-- begin Given records --

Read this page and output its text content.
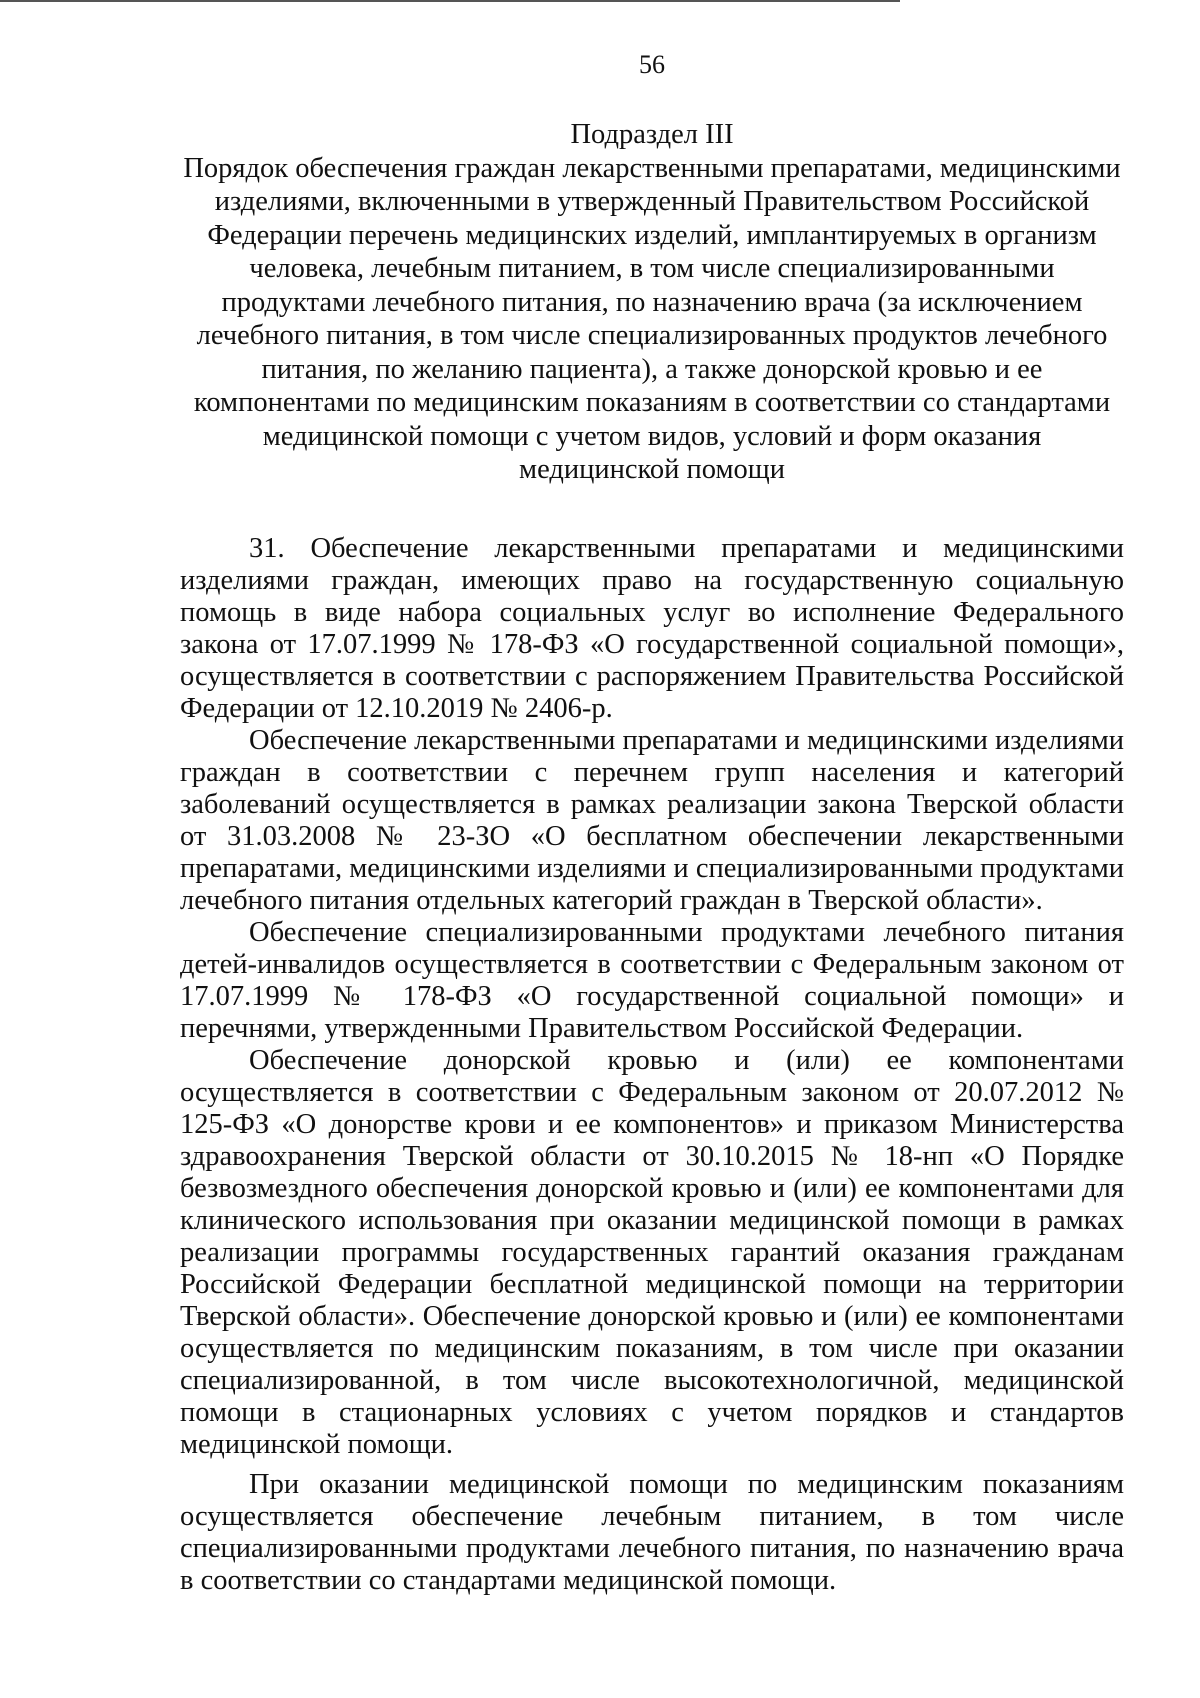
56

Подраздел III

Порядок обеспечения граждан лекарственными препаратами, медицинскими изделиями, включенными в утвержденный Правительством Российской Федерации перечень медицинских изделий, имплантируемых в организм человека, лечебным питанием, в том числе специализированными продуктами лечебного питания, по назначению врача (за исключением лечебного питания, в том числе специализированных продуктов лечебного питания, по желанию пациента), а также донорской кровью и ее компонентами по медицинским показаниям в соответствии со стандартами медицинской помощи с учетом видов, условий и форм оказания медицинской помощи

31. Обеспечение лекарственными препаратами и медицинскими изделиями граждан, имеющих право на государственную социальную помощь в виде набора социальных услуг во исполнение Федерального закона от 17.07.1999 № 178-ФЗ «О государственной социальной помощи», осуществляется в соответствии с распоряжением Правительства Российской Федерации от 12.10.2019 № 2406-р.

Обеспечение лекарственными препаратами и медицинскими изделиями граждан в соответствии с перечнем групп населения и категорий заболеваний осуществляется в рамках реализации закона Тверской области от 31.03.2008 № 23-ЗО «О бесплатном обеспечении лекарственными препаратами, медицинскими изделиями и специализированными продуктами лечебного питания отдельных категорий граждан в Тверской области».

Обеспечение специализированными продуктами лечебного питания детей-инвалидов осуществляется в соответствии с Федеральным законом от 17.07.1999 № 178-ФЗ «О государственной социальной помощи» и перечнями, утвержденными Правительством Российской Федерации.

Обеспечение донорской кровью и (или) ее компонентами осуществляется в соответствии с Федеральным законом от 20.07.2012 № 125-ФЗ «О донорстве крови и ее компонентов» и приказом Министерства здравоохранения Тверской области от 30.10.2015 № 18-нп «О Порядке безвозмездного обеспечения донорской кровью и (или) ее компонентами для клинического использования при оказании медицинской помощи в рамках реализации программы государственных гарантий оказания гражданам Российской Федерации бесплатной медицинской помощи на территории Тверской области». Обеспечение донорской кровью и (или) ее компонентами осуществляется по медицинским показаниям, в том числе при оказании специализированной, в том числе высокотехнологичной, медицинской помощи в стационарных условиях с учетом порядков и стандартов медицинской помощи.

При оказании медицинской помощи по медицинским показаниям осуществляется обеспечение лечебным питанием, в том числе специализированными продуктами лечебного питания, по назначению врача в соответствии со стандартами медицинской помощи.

-- end Given records --

Exercise aim: Reproduce every record word for word. The copy must contain no pictures.

Result for this exercise:
Read this page and output its text content.
56

Подраздел III

Порядок обеспечения граждан лекарственными препаратами, медицинскими изделиями, включенными в утвержденный Правительством Российской Федерации перечень медицинских изделий, имплантируемых в организм человека, лечебным питанием, в том числе специализированными продуктами лечебного питания, по назначению врача (за исключением лечебного питания, в том числе специализированных продуктов лечебного питания, по желанию пациента), а также донорской кровью и ее компонентами по медицинским показаниям в соответствии со стандартами медицинской помощи с учетом видов, условий и форм оказания медицинской помощи

31. Обеспечение лекарственными препаратами и медицинскими изделиями граждан, имеющих право на государственную социальную помощь в виде набора социальных услуг во исполнение Федерального закона от 17.07.1999 № 178-ФЗ «О государственной социальной помощи», осуществляется в соответствии с распоряжением Правительства Российской Федерации от 12.10.2019 № 2406-р.

Обеспечение лекарственными препаратами и медицинскими изделиями граждан в соответствии с перечнем групп населения и категорий заболеваний осуществляется в рамках реализации закона Тверской области от 31.03.2008 № 23-ЗО «О бесплатном обеспечении лекарственными препаратами, медицинскими изделиями и специализированными продуктами лечебного питания отдельных категорий граждан в Тверской области».

Обеспечение специализированными продуктами лечебного питания детей-инвалидов осуществляется в соответствии с Федеральным законом от 17.07.1999 № 178-ФЗ «О государственной социальной помощи» и перечнями, утвержденными Правительством Российской Федерации.

Обеспечение донорской кровью и (или) ее компонентами осуществляется в соответствии с Федеральным законом от 20.07.2012 № 125-ФЗ «О донорстве крови и ее компонентов» и приказом Министерства здравоохранения Тверской области от 30.10.2015 № 18-нп «О Порядке безвозмездного обеспечения донорской кровью и (или) ее компонентами для клинического использования при оказании медицинской помощи в рамках реализации программы государственных гарантий оказания гражданам Российской Федерации бесплатной медицинской помощи на территории Тверской области». Обеспечение донорской кровью и (или) ее компонентами осуществляется по медицинским показаниям, в том числе при оказании специализированной, в том числе высокотехнологичной, медицинской помощи в стационарных условиях с учетом порядков и стандартов медицинской помощи.

При оказании медицинской помощи по медицинским показаниям осуществляется обеспечение лечебным питанием, в том числе специализированными продуктами лечебного питания, по назначению врача в соответствии со стандартами медицинской помощи.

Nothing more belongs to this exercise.